-------- EXCERPTED DATA --------

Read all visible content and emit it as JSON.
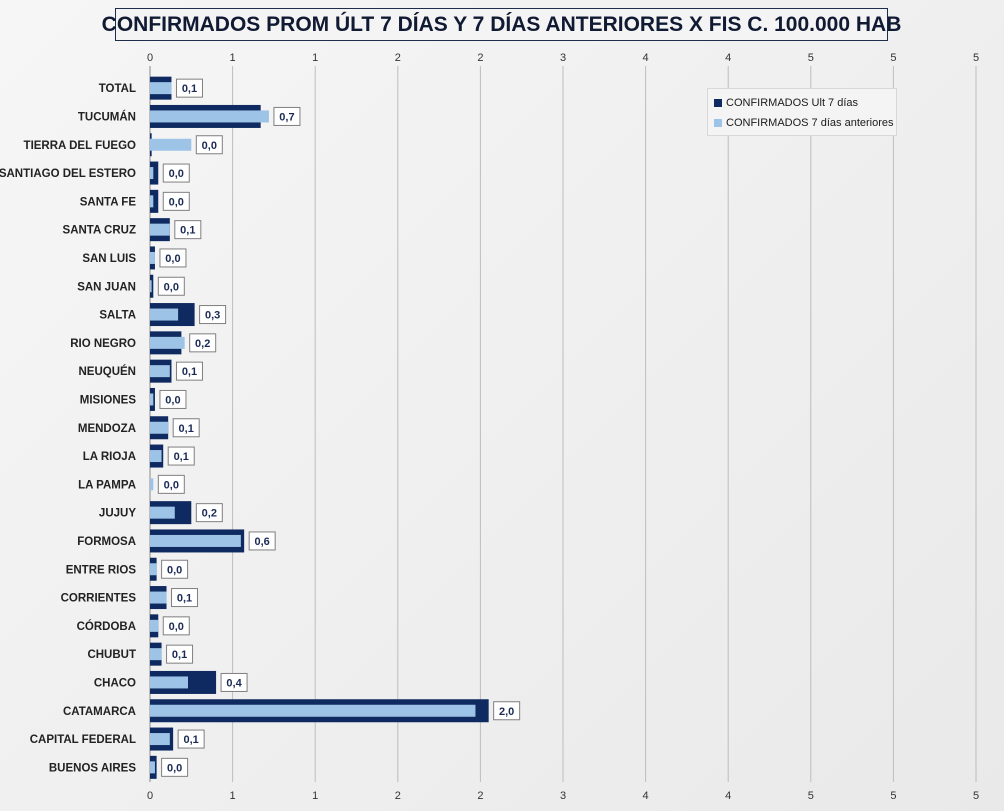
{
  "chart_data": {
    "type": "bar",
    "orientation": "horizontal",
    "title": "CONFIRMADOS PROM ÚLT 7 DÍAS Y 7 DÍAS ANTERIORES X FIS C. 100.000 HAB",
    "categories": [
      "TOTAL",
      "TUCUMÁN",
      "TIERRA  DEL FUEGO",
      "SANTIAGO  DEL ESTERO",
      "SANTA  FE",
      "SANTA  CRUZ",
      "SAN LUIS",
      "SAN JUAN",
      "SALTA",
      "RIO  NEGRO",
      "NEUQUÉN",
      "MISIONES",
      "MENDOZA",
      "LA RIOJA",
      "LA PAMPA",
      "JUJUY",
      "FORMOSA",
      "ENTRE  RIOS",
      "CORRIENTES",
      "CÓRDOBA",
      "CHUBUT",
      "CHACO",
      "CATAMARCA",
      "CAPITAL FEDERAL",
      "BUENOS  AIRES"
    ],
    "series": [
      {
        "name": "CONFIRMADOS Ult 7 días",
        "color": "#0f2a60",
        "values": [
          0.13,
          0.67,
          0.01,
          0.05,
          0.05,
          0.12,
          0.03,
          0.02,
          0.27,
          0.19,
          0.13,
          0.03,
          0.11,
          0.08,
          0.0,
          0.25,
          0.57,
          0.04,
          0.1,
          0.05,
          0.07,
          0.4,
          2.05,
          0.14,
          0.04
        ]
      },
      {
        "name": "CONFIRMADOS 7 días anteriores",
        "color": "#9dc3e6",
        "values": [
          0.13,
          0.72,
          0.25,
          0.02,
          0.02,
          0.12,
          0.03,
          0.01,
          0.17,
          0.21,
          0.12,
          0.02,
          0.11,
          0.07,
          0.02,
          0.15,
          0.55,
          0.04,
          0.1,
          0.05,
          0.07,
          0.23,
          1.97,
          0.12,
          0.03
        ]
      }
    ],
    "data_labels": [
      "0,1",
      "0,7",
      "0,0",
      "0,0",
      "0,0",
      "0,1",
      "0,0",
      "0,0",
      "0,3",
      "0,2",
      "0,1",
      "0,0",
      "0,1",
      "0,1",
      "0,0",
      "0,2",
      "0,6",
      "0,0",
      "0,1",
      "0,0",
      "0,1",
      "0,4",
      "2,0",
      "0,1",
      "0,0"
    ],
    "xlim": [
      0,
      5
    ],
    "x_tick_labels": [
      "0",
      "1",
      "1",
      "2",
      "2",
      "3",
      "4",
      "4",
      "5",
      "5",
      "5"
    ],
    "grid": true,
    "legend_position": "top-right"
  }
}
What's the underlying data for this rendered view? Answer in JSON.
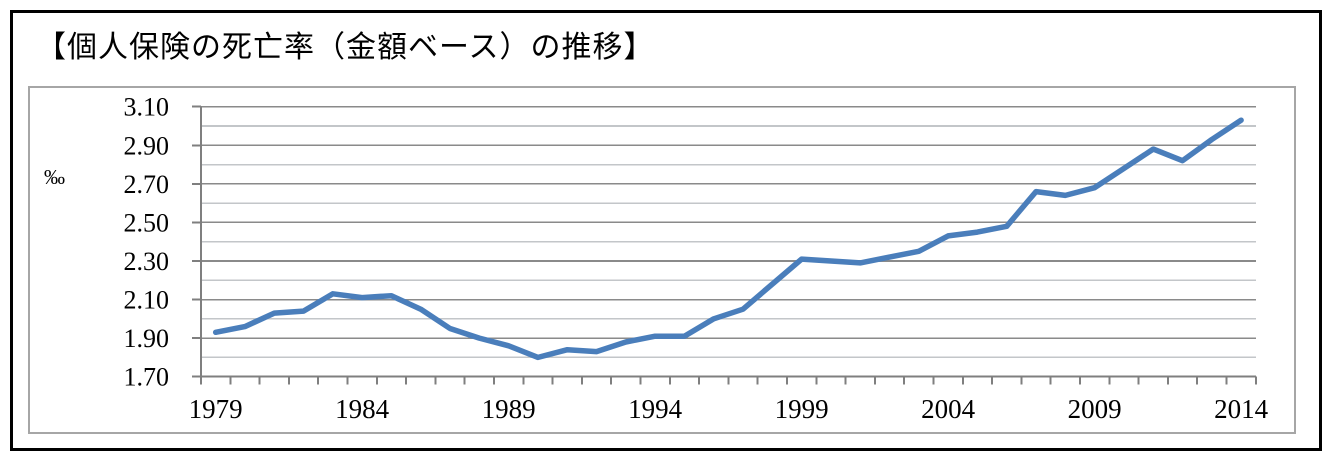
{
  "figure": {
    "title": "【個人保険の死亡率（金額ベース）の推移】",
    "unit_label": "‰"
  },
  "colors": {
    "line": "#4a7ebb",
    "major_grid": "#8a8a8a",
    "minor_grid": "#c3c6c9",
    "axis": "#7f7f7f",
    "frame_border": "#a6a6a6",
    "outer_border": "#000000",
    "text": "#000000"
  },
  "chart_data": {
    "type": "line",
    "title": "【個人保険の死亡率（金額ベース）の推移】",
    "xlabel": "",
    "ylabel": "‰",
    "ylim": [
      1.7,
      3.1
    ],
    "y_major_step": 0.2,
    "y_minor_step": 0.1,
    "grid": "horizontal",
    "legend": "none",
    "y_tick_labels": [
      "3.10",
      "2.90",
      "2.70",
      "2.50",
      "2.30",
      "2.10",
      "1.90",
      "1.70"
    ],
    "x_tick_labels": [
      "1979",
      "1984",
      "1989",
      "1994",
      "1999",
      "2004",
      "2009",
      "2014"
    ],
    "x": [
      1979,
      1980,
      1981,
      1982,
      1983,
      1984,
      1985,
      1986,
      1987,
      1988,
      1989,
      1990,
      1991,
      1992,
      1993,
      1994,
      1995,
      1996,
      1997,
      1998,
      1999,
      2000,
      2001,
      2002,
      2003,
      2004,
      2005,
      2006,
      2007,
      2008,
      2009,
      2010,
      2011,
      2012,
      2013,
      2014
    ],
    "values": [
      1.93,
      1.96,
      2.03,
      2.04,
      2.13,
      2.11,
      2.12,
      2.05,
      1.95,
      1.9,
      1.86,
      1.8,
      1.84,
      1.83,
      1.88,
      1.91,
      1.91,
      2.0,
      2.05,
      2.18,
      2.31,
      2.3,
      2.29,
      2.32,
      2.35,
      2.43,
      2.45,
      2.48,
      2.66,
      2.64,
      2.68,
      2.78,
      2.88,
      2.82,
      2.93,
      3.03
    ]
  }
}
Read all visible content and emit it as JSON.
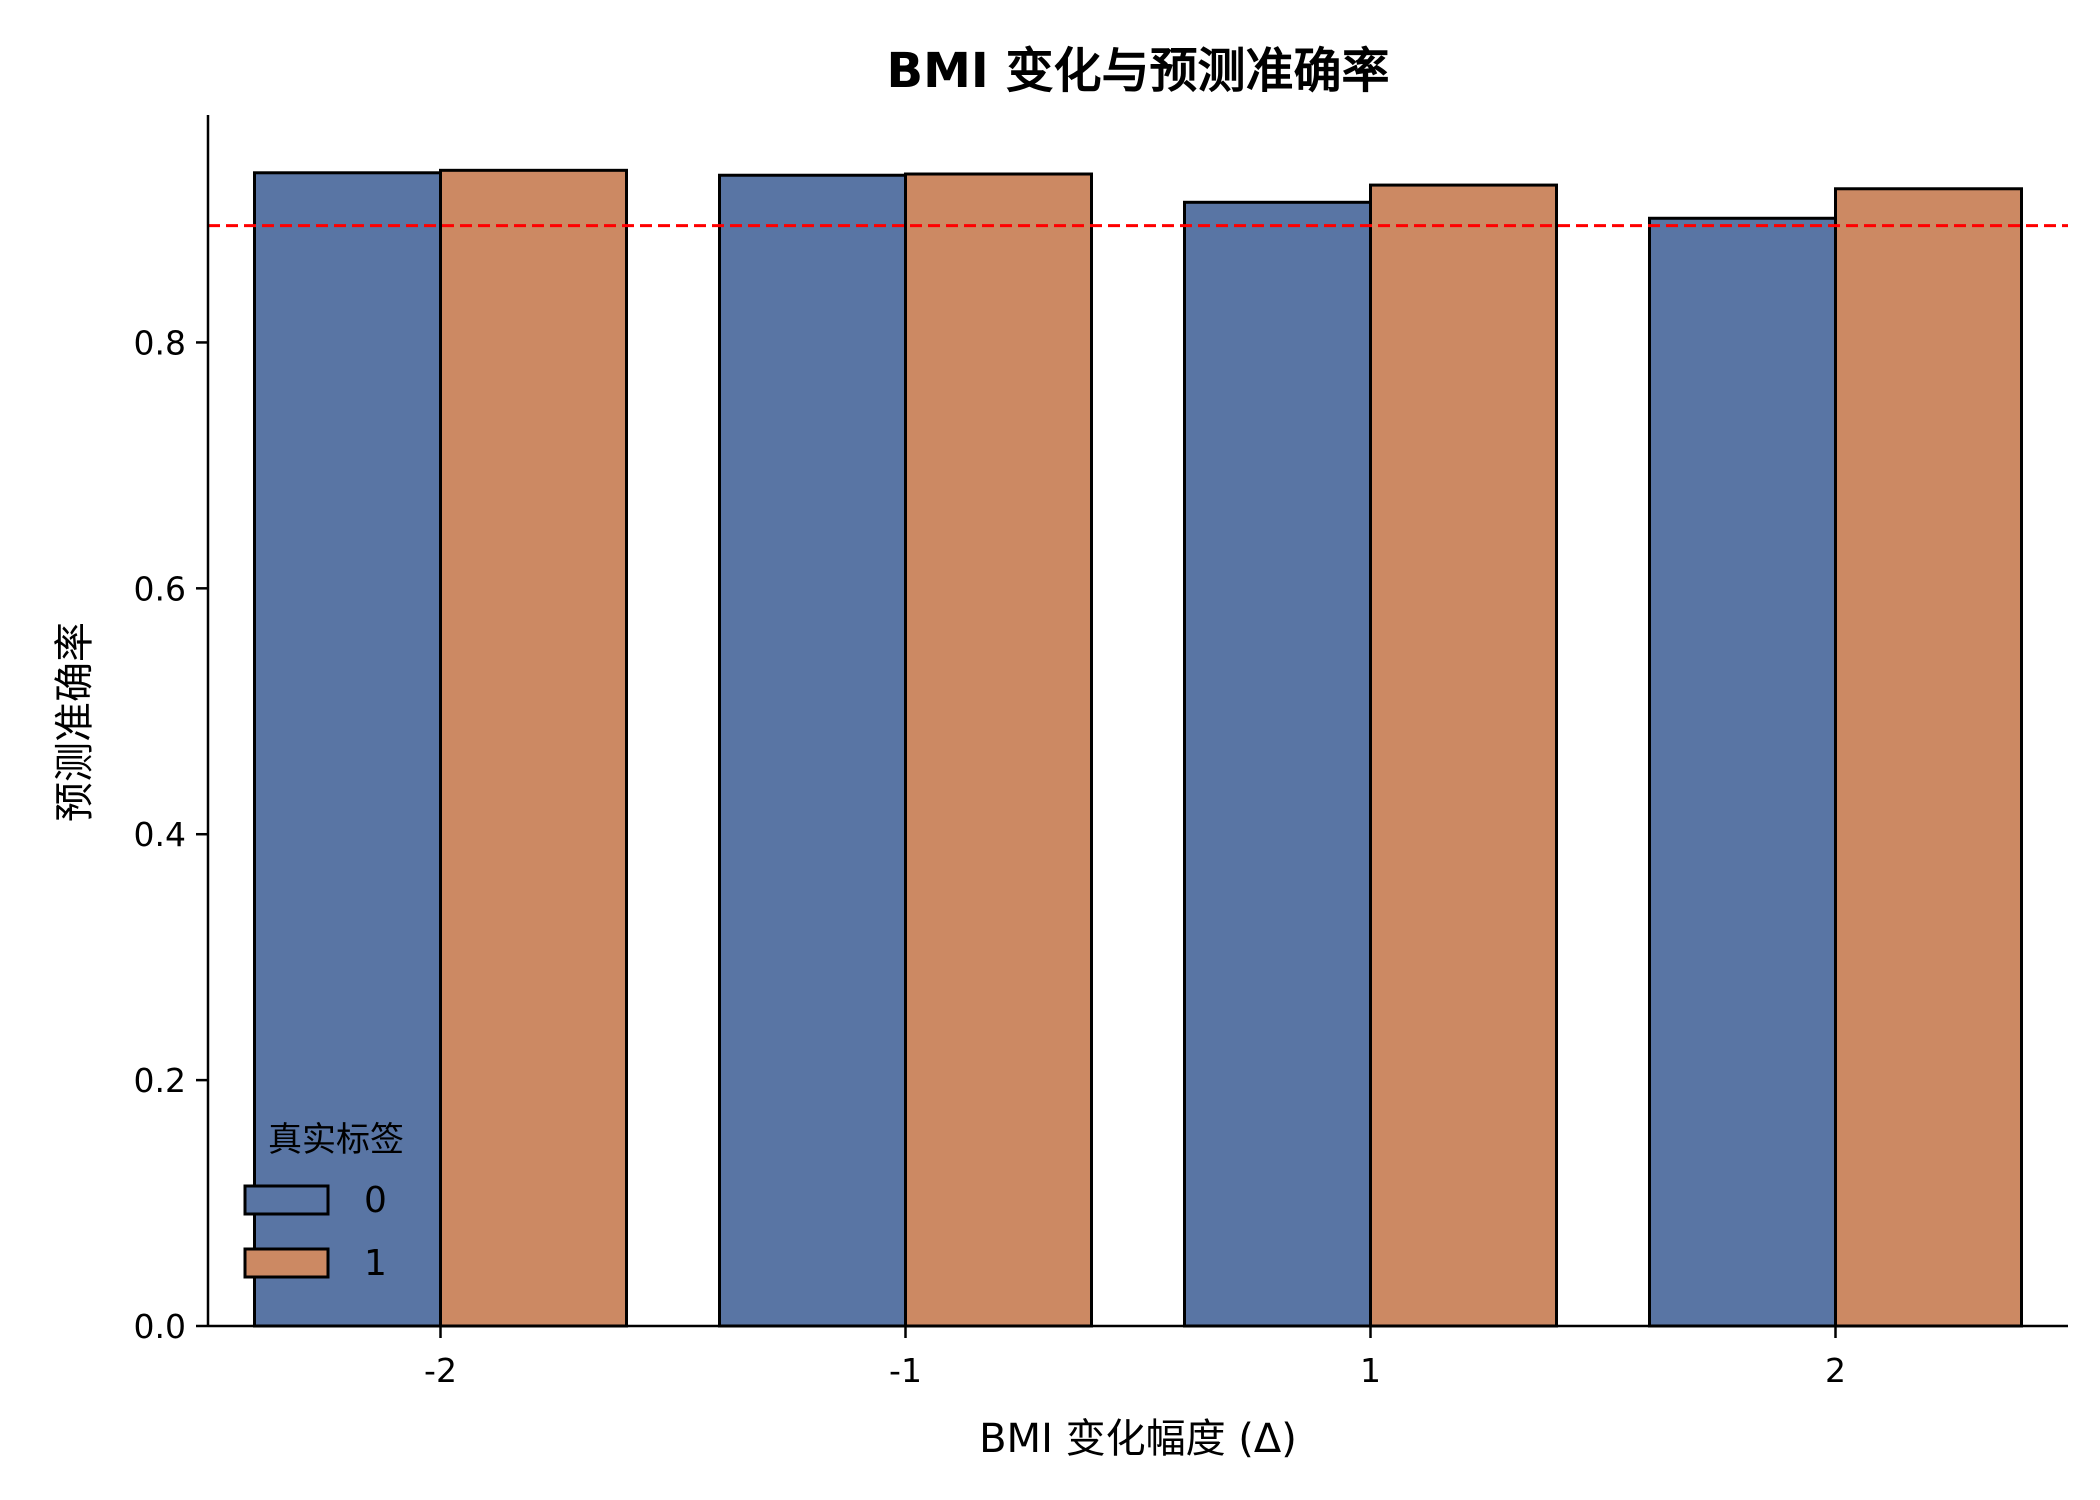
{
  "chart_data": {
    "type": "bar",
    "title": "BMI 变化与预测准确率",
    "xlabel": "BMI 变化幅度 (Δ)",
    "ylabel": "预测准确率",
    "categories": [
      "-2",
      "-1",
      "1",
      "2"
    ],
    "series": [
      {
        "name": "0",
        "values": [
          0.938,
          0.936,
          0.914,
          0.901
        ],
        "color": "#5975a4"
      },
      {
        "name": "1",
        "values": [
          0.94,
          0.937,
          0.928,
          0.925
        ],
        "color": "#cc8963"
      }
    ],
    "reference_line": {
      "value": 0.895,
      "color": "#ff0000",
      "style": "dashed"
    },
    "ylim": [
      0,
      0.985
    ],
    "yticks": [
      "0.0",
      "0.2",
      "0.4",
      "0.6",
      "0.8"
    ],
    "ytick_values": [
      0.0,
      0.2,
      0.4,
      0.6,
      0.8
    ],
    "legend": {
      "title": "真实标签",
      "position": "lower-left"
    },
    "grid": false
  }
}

--------

> **INSTRUCTIONS FOR THE TASK**
Write out the full set of lines verbatim, without the pictures.

> **EXERCISE ANSWER**
Read all visible content and emit it as JSON.
{
  "chart_data": {
    "type": "bar",
    "orientation": "horizontal",
    "title": "CONFIRMADOS PROM ÚLT 7 DÍAS Y 7 DÍAS ANTERIORES X FIS C. 100.000 HAB",
    "categories": [
      "TOTAL",
      "TUCUMÁN",
      "TIERRA  DEL FUEGO",
      "SANTIAGO  DEL ESTERO",
      "SANTA  FE",
      "SANTA  CRUZ",
      "SAN LUIS",
      "SAN JUAN",
      "SALTA",
      "RIO  NEGRO",
      "NEUQUÉN",
      "MISIONES",
      "MENDOZA",
      "LA RIOJA",
      "LA PAMPA",
      "JUJUY",
      "FORMOSA",
      "ENTRE  RIOS",
      "CORRIENTES",
      "CÓRDOBA",
      "CHUBUT",
      "CHACO",
      "CATAMARCA",
      "CAPITAL FEDERAL",
      "BUENOS  AIRES"
    ],
    "series": [
      {
        "name": "CONFIRMADOS Ult 7 días",
        "color": "#0f2a60",
        "values": [
          0.13,
          0.67,
          0.01,
          0.05,
          0.05,
          0.12,
          0.03,
          0.02,
          0.27,
          0.19,
          0.13,
          0.03,
          0.11,
          0.08,
          0.0,
          0.25,
          0.57,
          0.04,
          0.1,
          0.05,
          0.07,
          0.4,
          2.05,
          0.14,
          0.04
        ]
      },
      {
        "name": "CONFIRMADOS 7 días anteriores",
        "color": "#9dc3e6",
        "values": [
          0.13,
          0.72,
          0.25,
          0.02,
          0.02,
          0.12,
          0.03,
          0.01,
          0.17,
          0.21,
          0.12,
          0.02,
          0.11,
          0.07,
          0.02,
          0.15,
          0.55,
          0.04,
          0.1,
          0.05,
          0.07,
          0.23,
          1.97,
          0.12,
          0.03
        ]
      }
    ],
    "data_labels": [
      "0,1",
      "0,7",
      "0,0",
      "0,0",
      "0,0",
      "0,1",
      "0,0",
      "0,0",
      "0,3",
      "0,2",
      "0,1",
      "0,0",
      "0,1",
      "0,1",
      "0,0",
      "0,2",
      "0,6",
      "0,0",
      "0,1",
      "0,0",
      "0,1",
      "0,4",
      "2,0",
      "0,1",
      "0,0"
    ],
    "xlim": [
      0,
      5
    ],
    "x_tick_labels": [
      "0",
      "1",
      "1",
      "2",
      "2",
      "3",
      "4",
      "4",
      "5",
      "5",
      "5"
    ],
    "grid": true,
    "legend_position": "top-right"
  }
}
What's the underlying data for this rendered view? Answer in JSON.
{
  "figure": {
    "title": "【個人保険の死亡率（金額ベース）の推移】",
    "unit_label": "‰"
  },
  "colors": {
    "line": "#4a7ebb",
    "major_grid": "#8a8a8a",
    "minor_grid": "#c3c6c9",
    "axis": "#7f7f7f",
    "frame_border": "#a6a6a6",
    "outer_border": "#000000",
    "text": "#000000"
  },
  "chart_data": {
    "type": "line",
    "title": "【個人保険の死亡率（金額ベース）の推移】",
    "xlabel": "",
    "ylabel": "‰",
    "ylim": [
      1.7,
      3.1
    ],
    "y_major_step": 0.2,
    "y_minor_step": 0.1,
    "grid": "horizontal",
    "legend": "none",
    "y_tick_labels": [
      "3.10",
      "2.90",
      "2.70",
      "2.50",
      "2.30",
      "2.10",
      "1.90",
      "1.70"
    ],
    "x_tick_labels": [
      "1979",
      "1984",
      "1989",
      "1994",
      "1999",
      "2004",
      "2009",
      "2014"
    ],
    "x": [
      1979,
      1980,
      1981,
      1982,
      1983,
      1984,
      1985,
      1986,
      1987,
      1988,
      1989,
      1990,
      1991,
      1992,
      1993,
      1994,
      1995,
      1996,
      1997,
      1998,
      1999,
      2000,
      2001,
      2002,
      2003,
      2004,
      2005,
      2006,
      2007,
      2008,
      2009,
      2010,
      2011,
      2012,
      2013,
      2014
    ],
    "values": [
      1.93,
      1.96,
      2.03,
      2.04,
      2.13,
      2.11,
      2.12,
      2.05,
      1.95,
      1.9,
      1.86,
      1.8,
      1.84,
      1.83,
      1.88,
      1.91,
      1.91,
      2.0,
      2.05,
      2.18,
      2.31,
      2.3,
      2.29,
      2.32,
      2.35,
      2.43,
      2.45,
      2.48,
      2.66,
      2.64,
      2.68,
      2.78,
      2.88,
      2.82,
      2.93,
      3.03
    ]
  }
}
Read all visible content and emit it as JSON.
{
  "chart_data": {
    "type": "bar",
    "title": "BMI 变化与预测准确率",
    "xlabel": "BMI 变化幅度 (Δ)",
    "ylabel": "预测准确率",
    "categories": [
      "-2",
      "-1",
      "1",
      "2"
    ],
    "series": [
      {
        "name": "0",
        "values": [
          0.938,
          0.936,
          0.914,
          0.901
        ],
        "color": "#5975a4"
      },
      {
        "name": "1",
        "values": [
          0.94,
          0.937,
          0.928,
          0.925
        ],
        "color": "#cc8963"
      }
    ],
    "reference_line": {
      "value": 0.895,
      "color": "#ff0000",
      "style": "dashed"
    },
    "ylim": [
      0,
      0.985
    ],
    "yticks": [
      "0.0",
      "0.2",
      "0.4",
      "0.6",
      "0.8"
    ],
    "ytick_values": [
      0.0,
      0.2,
      0.4,
      0.6,
      0.8
    ],
    "legend": {
      "title": "真实标签",
      "position": "lower-left"
    },
    "grid": false
  }
}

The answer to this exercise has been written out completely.